* **Materials provided**

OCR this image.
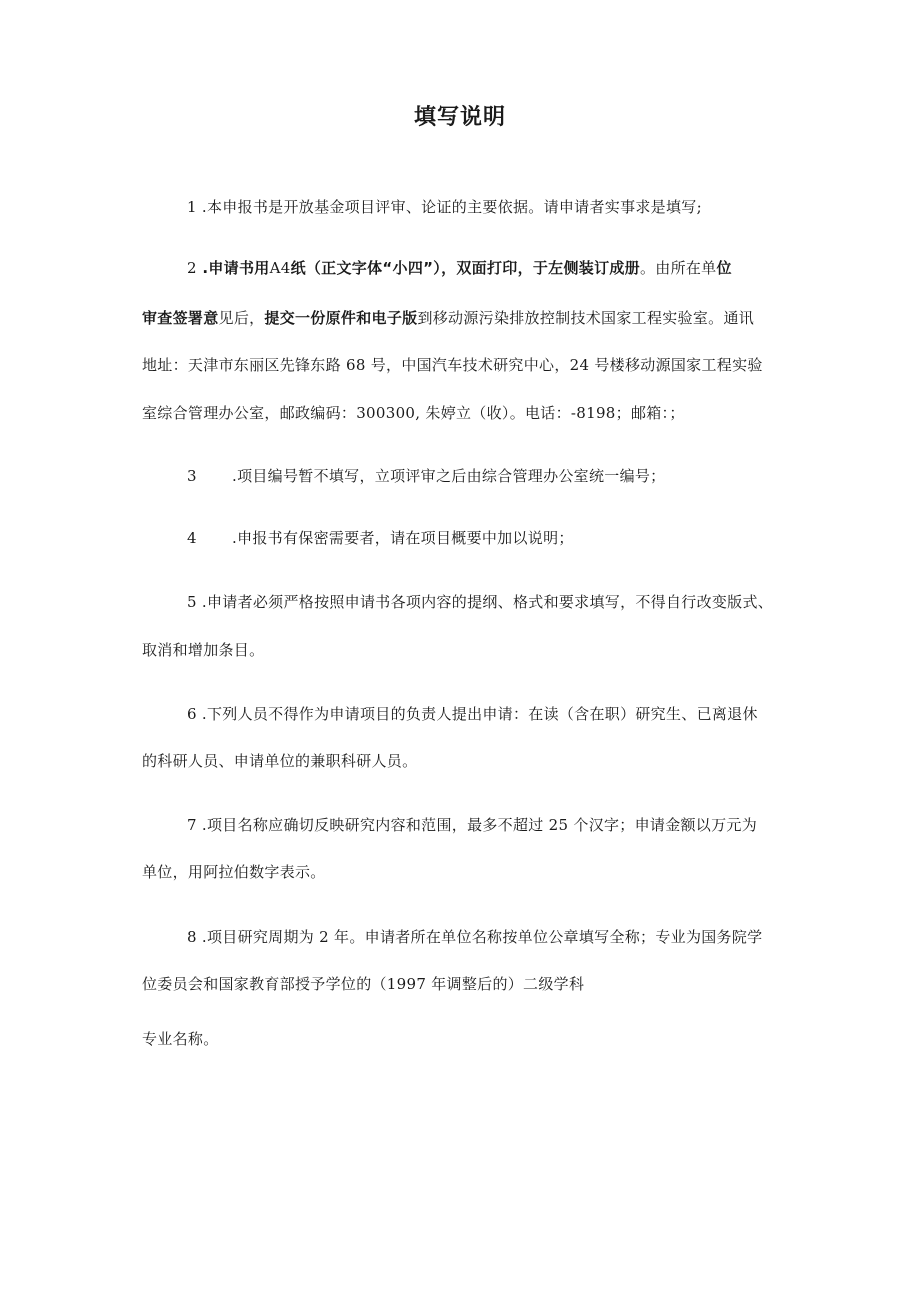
填写说明
1 .本申报书是开放基金项目评审、论证的主要依据。请申请者实事求是填写;
2 .申请书用A4纸（正文字体“小四”），双面打印，于左侧装订成册。由所在单位
审查签署意见后，提交一份原件和电子版到移动源污染排放控制技术国家工程实验室。通讯
地址：天津市东丽区先锋东路 68 号，中国汽车技术研究中心，24 号楼移动源国家工程实验
室综合管理办公室，邮政编码：300300, 朱婷立（收）。电话：-8198；邮箱：；
3 .项目编号暂不填写，立项评审之后由综合管理办公室统一编号；
4 .申报书有保密需要者，请在项目概要中加以说明；
5 .申请者必须严格按照申请书各项内容的提纲、格式和要求填写，不得自行改变版式、
取消和增加条目。
6 .下列人员不得作为申请项目的负责人提出申请：在读（含在职）研究生、已离退休
的科研人员、申请单位的兼职科研人员。
7 .项目名称应确切反映研究内容和范围，最多不超过 25 个汉字；申请金额以万元为
单位，用阿拉伯数字表示。
8 .项目研究周期为 2 年。申请者所在单位名称按单位公章填写全称；专业为国务院学
位委员会和国家教育部授予学位的（1997 年调整后的）二级学科
专业名称。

* **Exercise directions**
Repeat each record exactly, with the pictures left out.

* **Final result**
OCR this image.
填写说明
1 .本申报书是开放基金项目评审、论证的主要依据。请申请者实事求是填写;
2 .申请书用A4纸（正文字体“小四”），双面打印，于左侧装订成册。由所在单位
审查签署意见后，提交一份原件和电子版到移动源污染排放控制技术国家工程实验室。通讯
地址：天津市东丽区先锋东路 68 号，中国汽车技术研究中心，24 号楼移动源国家工程实验
室综合管理办公室，邮政编码：300300, 朱婷立（收）。电话：-8198；邮箱：；
3 .项目编号暂不填写，立项评审之后由综合管理办公室统一编号；
4 .申报书有保密需要者，请在项目概要中加以说明；
5 .申请者必须严格按照申请书各项内容的提纲、格式和要求填写，不得自行改变版式、
取消和增加条目。
6 .下列人员不得作为申请项目的负责人提出申请：在读（含在职）研究生、已离退休
的科研人员、申请单位的兼职科研人员。
7 .项目名称应确切反映研究内容和范围，最多不超过 25 个汉字；申请金额以万元为
单位，用阿拉伯数字表示。
8 .项目研究周期为 2 年。申请者所在单位名称按单位公章填写全称；专业为国务院学
位委员会和国家教育部授予学位的（1997 年调整后的）二级学科
专业名称。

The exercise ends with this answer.